TASK REQUIREMENTS >>
Copy every line of the entries that includes the word "BuOH".

EXCERPTED DATA >>
§ §

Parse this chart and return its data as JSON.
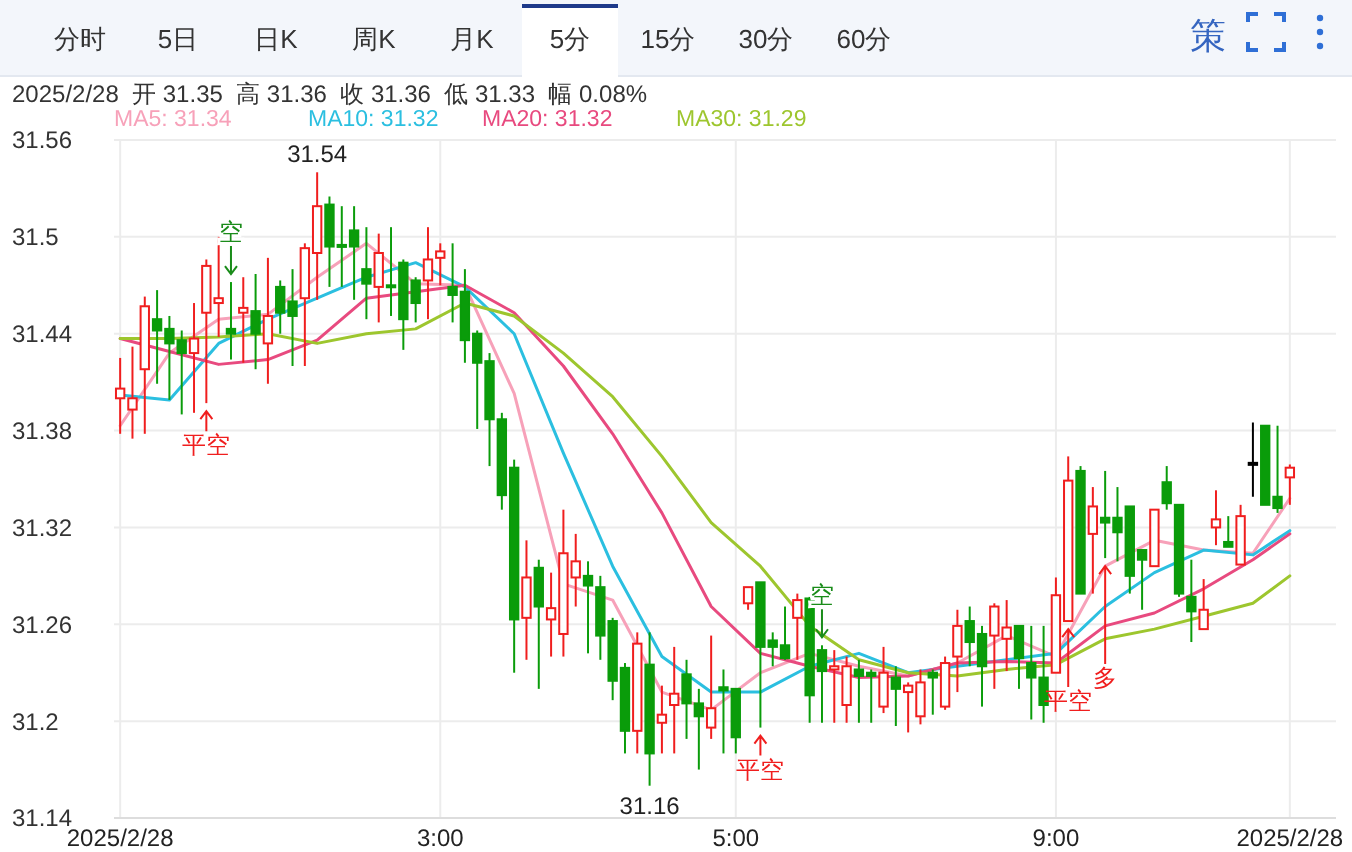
{
  "chart_data": {
    "type": "candlestick",
    "subtitle": "2025/2/28  开 31.35  高 31.36  收 31.36  低 31.33  幅 0.08%",
    "annotations": [
      "分时",
      "5日",
      "日K",
      "周K",
      "月K",
      "5分",
      "15分",
      "30分",
      "60分",
      "策",
      {
        "text": "31.54",
        "y": 31.54
      },
      {
        "text": "31.16",
        "y": 31.16
      },
      {
        "text": "空",
        "y": 31.472
      },
      {
        "text": "平空",
        "y": 31.397
      },
      {
        "text": "平空",
        "y": 31.196
      },
      {
        "text": "空",
        "y": 31.247
      },
      {
        "text": "平空",
        "y": 31.262
      },
      {
        "text": "多",
        "y": 31.301
      }
    ],
    "categories": [
      "2025/2/28",
      null,
      null,
      null,
      null,
      null,
      null,
      null,
      null,
      null,
      null,
      null,
      null,
      null,
      null,
      null,
      null,
      null,
      null,
      null,
      null,
      null,
      null,
      null,
      null,
      null,
      "3:00",
      null,
      null,
      null,
      null,
      null,
      null,
      null,
      null,
      null,
      null,
      null,
      null,
      null,
      null,
      null,
      null,
      null,
      null,
      null,
      null,
      null,
      null,
      null,
      "5:00",
      null,
      null,
      null,
      null,
      null,
      null,
      null,
      null,
      null,
      null,
      null,
      null,
      null,
      null,
      null,
      null,
      null,
      null,
      null,
      null,
      null,
      null,
      null,
      null,
      null,
      "9:00",
      null,
      null,
      null,
      null,
      null,
      null,
      null,
      null,
      null,
      null,
      null,
      null,
      null,
      null,
      null,
      null,
      null,
      null,
      "2025/2/28"
    ],
    "ohlc": [
      [
        31.4,
        31.425,
        31.378,
        31.406
      ],
      [
        31.393,
        31.432,
        31.375,
        31.4
      ],
      [
        31.418,
        31.463,
        31.378,
        31.457
      ],
      [
        31.449,
        31.467,
        31.409,
        31.442
      ],
      [
        31.443,
        31.451,
        31.399,
        31.434
      ],
      [
        31.436,
        31.442,
        31.39,
        31.428
      ],
      [
        31.428,
        31.459,
        31.391,
        31.437
      ],
      [
        31.453,
        31.486,
        31.397,
        31.482
      ],
      [
        31.459,
        31.5,
        31.438,
        31.462
      ],
      [
        31.443,
        31.472,
        31.424,
        31.44
      ],
      [
        31.453,
        31.475,
        31.422,
        31.456
      ],
      [
        31.454,
        31.477,
        31.418,
        31.44
      ],
      [
        31.434,
        31.487,
        31.409,
        31.451
      ],
      [
        31.469,
        31.473,
        31.44,
        31.453
      ],
      [
        31.46,
        31.48,
        31.42,
        31.451
      ],
      [
        31.462,
        31.496,
        31.42,
        31.493
      ],
      [
        31.49,
        31.54,
        31.461,
        31.519
      ],
      [
        31.52,
        31.525,
        31.469,
        31.494
      ],
      [
        31.495,
        31.519,
        31.469,
        31.494
      ],
      [
        31.504,
        31.519,
        31.461,
        31.494
      ],
      [
        31.48,
        31.506,
        31.449,
        31.471
      ],
      [
        31.469,
        31.502,
        31.447,
        31.49
      ],
      [
        31.47,
        31.506,
        31.451,
        31.469
      ],
      [
        31.484,
        31.486,
        31.43,
        31.449
      ],
      [
        31.473,
        31.475,
        31.447,
        31.459
      ],
      [
        31.473,
        31.506,
        31.449,
        31.486
      ],
      [
        31.487,
        31.496,
        31.47,
        31.491
      ],
      [
        31.469,
        31.496,
        31.447,
        31.464
      ],
      [
        31.466,
        31.48,
        31.422,
        31.436
      ],
      [
        31.44,
        31.442,
        31.381,
        31.422
      ],
      [
        31.423,
        31.428,
        31.358,
        31.387
      ],
      [
        31.387,
        31.391,
        31.331,
        31.34
      ],
      [
        31.357,
        31.362,
        31.23,
        31.263
      ],
      [
        31.264,
        31.312,
        31.238,
        31.289
      ],
      [
        31.295,
        31.3,
        31.22,
        31.271
      ],
      [
        31.263,
        31.292,
        31.24,
        31.27
      ],
      [
        31.254,
        31.331,
        31.24,
        31.304
      ],
      [
        31.289,
        31.316,
        31.271,
        31.299
      ],
      [
        31.29,
        31.299,
        31.242,
        31.284
      ],
      [
        31.283,
        31.29,
        31.238,
        31.253
      ],
      [
        31.262,
        31.264,
        31.213,
        31.225
      ],
      [
        31.233,
        31.236,
        31.18,
        31.194
      ],
      [
        31.194,
        31.255,
        31.18,
        31.248
      ],
      [
        31.235,
        31.255,
        31.16,
        31.18
      ],
      [
        31.199,
        31.222,
        31.18,
        31.204
      ],
      [
        31.21,
        31.246,
        31.18,
        31.217
      ],
      [
        31.229,
        31.238,
        31.189,
        31.211
      ],
      [
        31.211,
        31.22,
        31.17,
        31.203
      ],
      [
        31.196,
        31.253,
        31.189,
        31.208
      ],
      [
        31.221,
        31.232,
        31.18,
        31.219
      ],
      [
        31.22,
        31.22,
        31.18,
        31.19
      ],
      [
        31.273,
        31.283,
        31.269,
        31.283
      ],
      [
        31.286,
        31.286,
        31.196,
        31.246
      ],
      [
        31.25,
        31.255,
        31.234,
        31.246
      ],
      [
        31.247,
        31.271,
        31.238,
        31.239
      ],
      [
        31.264,
        31.279,
        31.238,
        31.275
      ],
      [
        31.276,
        31.277,
        31.199,
        31.216
      ],
      [
        31.244,
        31.247,
        31.199,
        31.231
      ],
      [
        31.232,
        31.244,
        31.199,
        31.234
      ],
      [
        31.21,
        31.24,
        31.199,
        31.234
      ],
      [
        31.232,
        31.238,
        31.199,
        31.228
      ],
      [
        31.23,
        31.232,
        31.199,
        31.228
      ],
      [
        31.209,
        31.246,
        31.205,
        31.23
      ],
      [
        31.227,
        31.234,
        31.197,
        31.22
      ],
      [
        31.218,
        31.224,
        31.193,
        31.222
      ],
      [
        31.203,
        31.232,
        31.198,
        31.224
      ],
      [
        31.23,
        31.232,
        31.204,
        31.227
      ],
      [
        31.209,
        31.24,
        31.207,
        31.236
      ],
      [
        31.24,
        31.269,
        31.218,
        31.259
      ],
      [
        31.262,
        31.271,
        31.234,
        31.249
      ],
      [
        31.254,
        31.259,
        31.209,
        31.234
      ],
      [
        31.253,
        31.273,
        31.22,
        31.271
      ],
      [
        31.251,
        31.275,
        31.231,
        31.258
      ],
      [
        31.259,
        31.259,
        31.22,
        31.239
      ],
      [
        31.236,
        31.259,
        31.201,
        31.227
      ],
      [
        31.227,
        31.259,
        31.199,
        31.21
      ],
      [
        31.23,
        31.289,
        31.23,
        31.278
      ],
      [
        31.262,
        31.364,
        31.262,
        31.349
      ],
      [
        31.355,
        31.358,
        31.279,
        31.279
      ],
      [
        31.316,
        31.345,
        31.279,
        31.333
      ],
      [
        31.326,
        31.355,
        31.301,
        31.323
      ],
      [
        31.326,
        31.345,
        31.299,
        31.317
      ],
      [
        31.333,
        31.333,
        31.279,
        31.29
      ],
      [
        31.306,
        31.306,
        31.269,
        31.3
      ],
      [
        31.296,
        31.331,
        31.296,
        31.331
      ],
      [
        31.348,
        31.358,
        31.331,
        31.335
      ],
      [
        31.334,
        31.334,
        31.277,
        31.279
      ],
      [
        31.277,
        31.3,
        31.249,
        31.268
      ],
      [
        31.257,
        31.288,
        31.257,
        31.269
      ],
      [
        31.32,
        31.343,
        31.309,
        31.325
      ],
      [
        31.311,
        31.327,
        31.308,
        31.308
      ],
      [
        31.297,
        31.334,
        31.297,
        31.327
      ],
      [
        31.36,
        31.385,
        31.339,
        31.36
      ],
      [
        31.383,
        31.383,
        31.334,
        31.334
      ],
      [
        31.339,
        31.383,
        31.329,
        31.332
      ],
      [
        31.351,
        31.359,
        31.334,
        31.357
      ]
    ],
    "colors": [
      "#f01e1e",
      "#f01e1e",
      "#f01e1e",
      "#0a9c0a",
      "#0a9c0a",
      "#0a9c0a",
      "#f01e1e",
      "#f01e1e",
      "#f01e1e",
      "#0a9c0a",
      "#f01e1e",
      "#0a9c0a",
      "#f01e1e",
      "#0a9c0a",
      "#0a9c0a",
      "#f01e1e",
      "#f01e1e",
      "#0a9c0a",
      "#0a9c0a",
      "#0a9c0a",
      "#0a9c0a",
      "#f01e1e",
      "#0a9c0a",
      "#0a9c0a",
      "#0a9c0a",
      "#f01e1e",
      "#f01e1e",
      "#0a9c0a",
      "#0a9c0a",
      "#0a9c0a",
      "#0a9c0a",
      "#0a9c0a",
      "#0a9c0a",
      "#f01e1e",
      "#0a9c0a",
      "#f01e1e",
      "#f01e1e",
      "#f01e1e",
      "#0a9c0a",
      "#0a9c0a",
      "#0a9c0a",
      "#0a9c0a",
      "#f01e1e",
      "#0a9c0a",
      "#f01e1e",
      "#f01e1e",
      "#0a9c0a",
      "#0a9c0a",
      "#f01e1e",
      "#0a9c0a",
      "#0a9c0a",
      "#f01e1e",
      "#0a9c0a",
      "#0a9c0a",
      "#0a9c0a",
      "#f01e1e",
      "#0a9c0a",
      "#0a9c0a",
      "#f01e1e",
      "#f01e1e",
      "#0a9c0a",
      "#0a9c0a",
      "#f01e1e",
      "#0a9c0a",
      "#f01e1e",
      "#f01e1e",
      "#0a9c0a",
      "#f01e1e",
      "#f01e1e",
      "#0a9c0a",
      "#0a9c0a",
      "#f01e1e",
      "#f01e1e",
      "#0a9c0a",
      "#0a9c0a",
      "#0a9c0a",
      "#f01e1e",
      "#f01e1e",
      "#0a9c0a",
      "#f01e1e",
      "#0a9c0a",
      "#0a9c0a",
      "#0a9c0a",
      "#0a9c0a",
      "#f01e1e",
      "#0a9c0a",
      "#0a9c0a",
      "#0a9c0a",
      "#f01e1e",
      "#f01e1e",
      "#0a9c0a",
      "#f01e1e",
      "#000000",
      "#0a9c0a",
      "#0a9c0a",
      "#f01e1e"
    ],
    "series": [
      {
        "name": "MA5: 31.34",
        "type": "line",
        "color": "#f7a1b9",
        "values": [
          31.383,
          null,
          null,
          null,
          31.428,
          null,
          null,
          null,
          31.449,
          null,
          null,
          null,
          31.452,
          null,
          null,
          null,
          31.475,
          null,
          null,
          null,
          31.496,
          null,
          null,
          null,
          31.471,
          null,
          null,
          null,
          31.47,
          null,
          null,
          null,
          31.403,
          null,
          null,
          null,
          31.285,
          null,
          null,
          null,
          31.275,
          null,
          null,
          null,
          31.218,
          null,
          null,
          null,
          31.207,
          null,
          null,
          null,
          31.23,
          null,
          null,
          null,
          31.242,
          null,
          null,
          null,
          31.234,
          null,
          null,
          null,
          31.228,
          null,
          null,
          null,
          31.236,
          null,
          null,
          null,
          31.253,
          null,
          null,
          null,
          31.24,
          null,
          null,
          null,
          31.296,
          null,
          null,
          null,
          31.312,
          null,
          null,
          null,
          31.306,
          null,
          null,
          null,
          31.304,
          null,
          null,
          31.338
        ]
      },
      {
        "name": "MA10: 31.32",
        "type": "line",
        "color": "#2bbfe0",
        "values": [
          31.402,
          null,
          null,
          null,
          31.399,
          null,
          null,
          null,
          31.434,
          null,
          null,
          null,
          31.449,
          null,
          null,
          null,
          31.462,
          null,
          null,
          null,
          31.475,
          null,
          null,
          null,
          31.484,
          null,
          null,
          null,
          31.469,
          null,
          null,
          null,
          31.44,
          null,
          null,
          null,
          31.366,
          null,
          null,
          null,
          31.296,
          null,
          null,
          null,
          31.24,
          null,
          null,
          null,
          31.218,
          null,
          null,
          null,
          31.218,
          null,
          null,
          null,
          31.234,
          null,
          null,
          null,
          31.242,
          null,
          null,
          null,
          31.23,
          null,
          null,
          null,
          31.234,
          null,
          null,
          null,
          31.238,
          null,
          null,
          null,
          31.242,
          null,
          null,
          null,
          31.271,
          null,
          null,
          null,
          31.292,
          null,
          null,
          null,
          31.306,
          null,
          null,
          null,
          31.303,
          null,
          null,
          31.318
        ]
      },
      {
        "name": "MA20: 31.32",
        "type": "line",
        "color": "#e84a7f",
        "values": [
          31.437,
          null,
          null,
          null,
          31.429,
          null,
          null,
          null,
          31.421,
          null,
          null,
          null,
          31.424,
          null,
          null,
          null,
          31.436,
          null,
          null,
          null,
          31.462,
          null,
          null,
          null,
          31.466,
          null,
          null,
          null,
          31.47,
          null,
          null,
          null,
          31.453,
          null,
          null,
          null,
          31.42,
          null,
          null,
          null,
          31.378,
          null,
          null,
          null,
          31.329,
          null,
          null,
          null,
          31.271,
          null,
          null,
          null,
          31.242,
          null,
          null,
          null,
          31.234,
          null,
          null,
          null,
          31.227,
          null,
          null,
          null,
          31.228,
          null,
          null,
          null,
          31.236,
          null,
          null,
          null,
          31.237,
          null,
          null,
          null,
          31.236,
          null,
          null,
          null,
          31.259,
          null,
          null,
          null,
          31.267,
          null,
          null,
          null,
          31.282,
          null,
          null,
          null,
          31.3,
          null,
          null,
          31.316
        ]
      },
      {
        "name": "MA30: 31.29",
        "type": "line",
        "color": "#9dc62e",
        "values": [
          31.437,
          null,
          null,
          null,
          31.437,
          null,
          null,
          null,
          31.438,
          null,
          null,
          null,
          31.44,
          null,
          null,
          null,
          31.434,
          null,
          null,
          null,
          31.44,
          null,
          null,
          null,
          31.443,
          null,
          null,
          null,
          31.459,
          null,
          null,
          null,
          31.451,
          null,
          null,
          null,
          31.428,
          null,
          null,
          null,
          31.401,
          null,
          null,
          null,
          31.364,
          null,
          null,
          null,
          31.323,
          null,
          null,
          null,
          31.296,
          null,
          null,
          null,
          31.259,
          null,
          null,
          null,
          31.238,
          null,
          null,
          null,
          31.23,
          null,
          null,
          null,
          31.228,
          null,
          null,
          null,
          31.232,
          null,
          null,
          null,
          31.235,
          null,
          null,
          null,
          31.251,
          null,
          null,
          null,
          31.257,
          null,
          null,
          null,
          31.265,
          null,
          null,
          null,
          31.273,
          null,
          null,
          31.29
        ]
      }
    ],
    "ylim": [
      31.14,
      31.56
    ],
    "yticks": [
      31.14,
      31.2,
      31.26,
      31.32,
      31.38,
      31.44,
      31.5,
      31.56
    ],
    "grid": true,
    "legend": "top left"
  }
}
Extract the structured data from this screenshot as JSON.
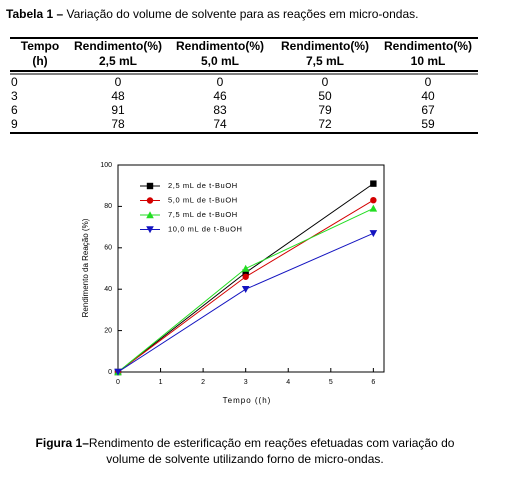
{
  "table": {
    "caption_label": "Tabela 1 –",
    "caption": "Variação do volume de solvente para as reações em micro-ondas.",
    "header": [
      [
        "Tempo",
        "(h)"
      ],
      [
        "Rendimento(%)",
        "2,5 mL"
      ],
      [
        "Rendimento(%)",
        "5,0 mL"
      ],
      [
        "Rendimento(%)",
        "7,5 mL"
      ],
      [
        "Rendimento(%)",
        "10 mL"
      ]
    ],
    "rows": [
      [
        0,
        0,
        0,
        0,
        0
      ],
      [
        3,
        48,
        46,
        50,
        40
      ],
      [
        6,
        91,
        83,
        79,
        67
      ],
      [
        9,
        78,
        74,
        72,
        59
      ]
    ]
  },
  "chart_data": {
    "type": "line",
    "xlabel": "Tempo ((h)",
    "ylabel": "Rendimento da Reação (%)",
    "x": [
      0,
      3,
      6
    ],
    "series": [
      {
        "name": "2,5 mL de t-BuOH",
        "color": "#000000",
        "marker": "square",
        "values": [
          0,
          48,
          91
        ]
      },
      {
        "name": "5,0 mL de t-BuOH",
        "color": "#d40000",
        "marker": "circle",
        "values": [
          0,
          46,
          83
        ]
      },
      {
        "name": "7,5 mL de t-BuOH",
        "color": "#22dd22",
        "marker": "triangle-up",
        "values": [
          0,
          50,
          79
        ]
      },
      {
        "name": "10,0 mL de t-BuOH",
        "color": "#1414c0",
        "marker": "triangle-down",
        "values": [
          0,
          40,
          67
        ]
      }
    ],
    "xlim": [
      0,
      6.25
    ],
    "ylim": [
      0,
      100
    ],
    "xticks": [
      0,
      1,
      2,
      3,
      4,
      5,
      6
    ],
    "yticks": [
      0,
      20,
      40,
      60,
      80,
      100
    ],
    "legend": "upper left"
  },
  "figure": {
    "label": "Figura 1–",
    "caption_lines": [
      "Rendimento de esterificação em reações efetuadas com variação do",
      "volume de solvente utilizando forno de micro-ondas."
    ]
  }
}
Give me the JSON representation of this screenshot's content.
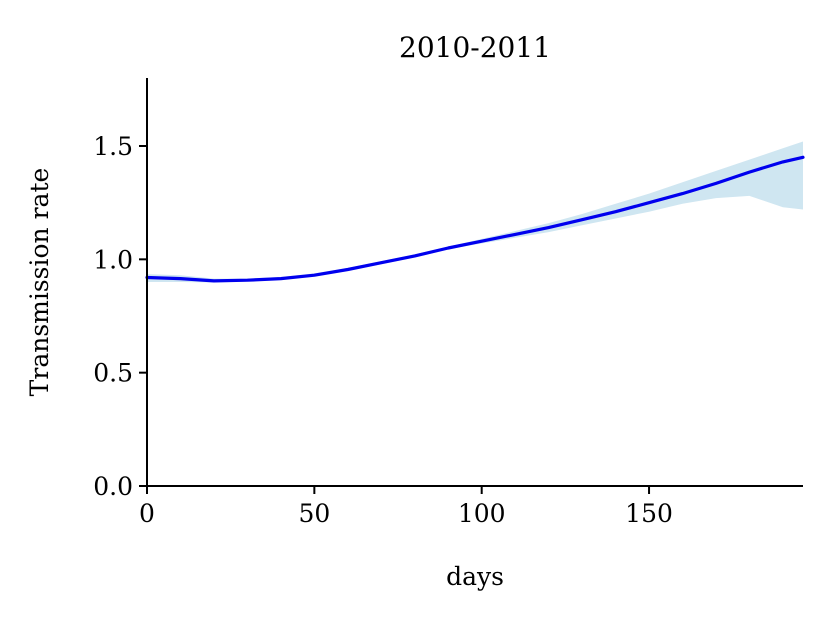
{
  "chart_data": {
    "type": "line",
    "title": "2010-2011",
    "xlabel": "days",
    "ylabel": "Transmission rate",
    "xlim": [
      0,
      196
    ],
    "ylim": [
      0,
      1.8
    ],
    "xticks": [
      0,
      50,
      100,
      150
    ],
    "xtick_labels": [
      "0",
      "50",
      "100",
      "150"
    ],
    "yticks": [
      0.0,
      0.5,
      1.0,
      1.5
    ],
    "ytick_labels": [
      "0.0",
      "0.5",
      "1.0",
      "1.5"
    ],
    "grid": false,
    "colors": {
      "line": "#0000ee",
      "band": "#cfe6f1"
    },
    "series": [
      {
        "x": [
          0,
          10,
          20,
          30,
          40,
          50,
          60,
          70,
          80,
          90,
          100,
          110,
          120,
          130,
          140,
          150,
          160,
          170,
          180,
          190,
          196
        ],
        "y": [
          0.92,
          0.915,
          0.905,
          0.908,
          0.915,
          0.93,
          0.955,
          0.985,
          1.015,
          1.05,
          1.08,
          1.11,
          1.14,
          1.175,
          1.21,
          1.25,
          1.29,
          1.335,
          1.385,
          1.43,
          1.45
        ],
        "lower": [
          0.9,
          0.9,
          0.898,
          0.902,
          0.91,
          0.925,
          0.95,
          0.98,
          1.01,
          1.045,
          1.07,
          1.095,
          1.12,
          1.15,
          1.18,
          1.21,
          1.245,
          1.27,
          1.28,
          1.23,
          1.22
        ],
        "upper": [
          0.935,
          0.93,
          0.915,
          0.915,
          0.922,
          0.938,
          0.962,
          0.992,
          1.022,
          1.056,
          1.09,
          1.125,
          1.16,
          1.2,
          1.245,
          1.29,
          1.34,
          1.39,
          1.44,
          1.49,
          1.52
        ]
      }
    ]
  }
}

§ §

RESPONSE >>
        "name": "2,5 mL de t-BuOH",
        "name": "5,0 mL de t-BuOH",
        "name": "7,5 mL de t-BuOH",
        "name": "10,0 mL de t-BuOH",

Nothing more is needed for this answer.